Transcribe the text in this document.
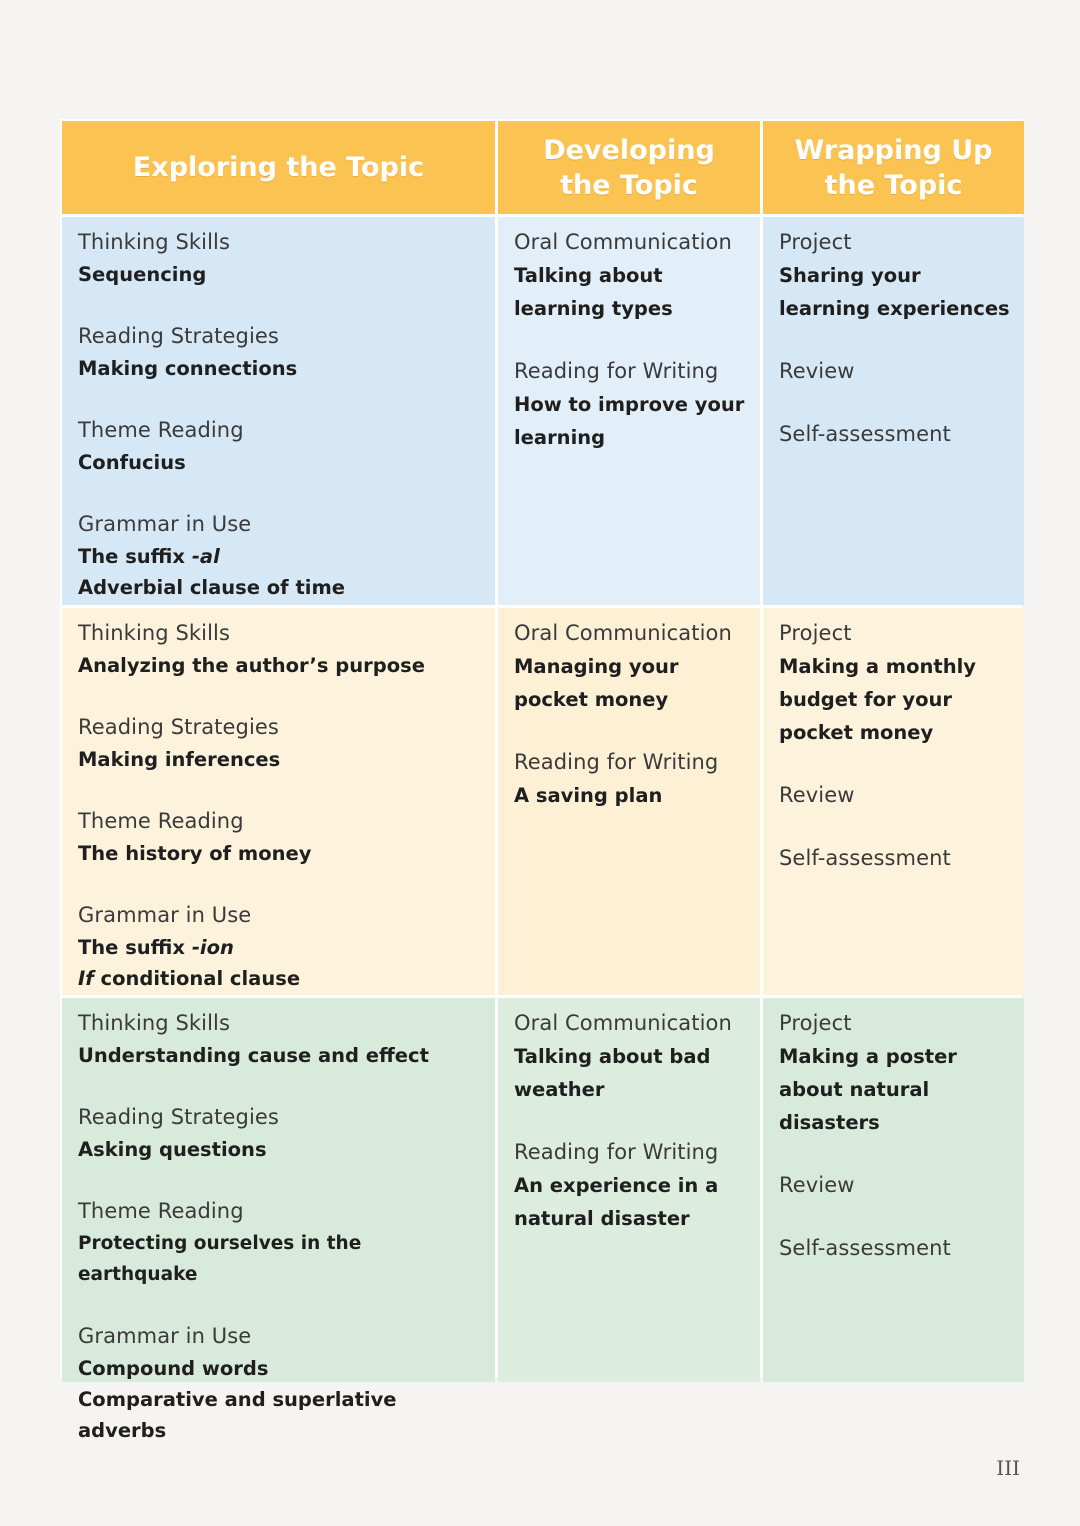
Exploring the Topic
Developing the Topic
Wrapping Up the Topic
Thinking Skills
Sequencing
Reading Strategies
Making connections
Theme Reading
Confucius
Grammar in Use
The suffix -al
Adverbial clause of time
Oral Communication
Talking about learning types
Reading for Writing
How to improve your learning
Project
Sharing your learning experiences
Review
Self-assessment
Thinking Skills
Analyzing the author’s purpose
Reading Strategies
Making inferences
Theme Reading
The history of money
Grammar in Use
The suffix -ion
If conditional clause
Oral Communication
Managing your pocket money
Reading for Writing
A saving plan
Project
Making a monthly budget for your pocket money
Review
Self-assessment
Thinking Skills
Understanding cause and effect
Reading Strategies
Asking questions
Theme Reading
Protecting ourselves in the earthquake
Grammar in Use
Compound words
Comparative and superlative adverbs
Oral Communication
Talking about bad weather
Reading for Writing
An experience in a natural disaster
Project
Making a poster about natural disasters
Review
Self-assessment
III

> Aim
For the entries above, state how many lines contain the word "your". Provide the number by itself.

> Final result
4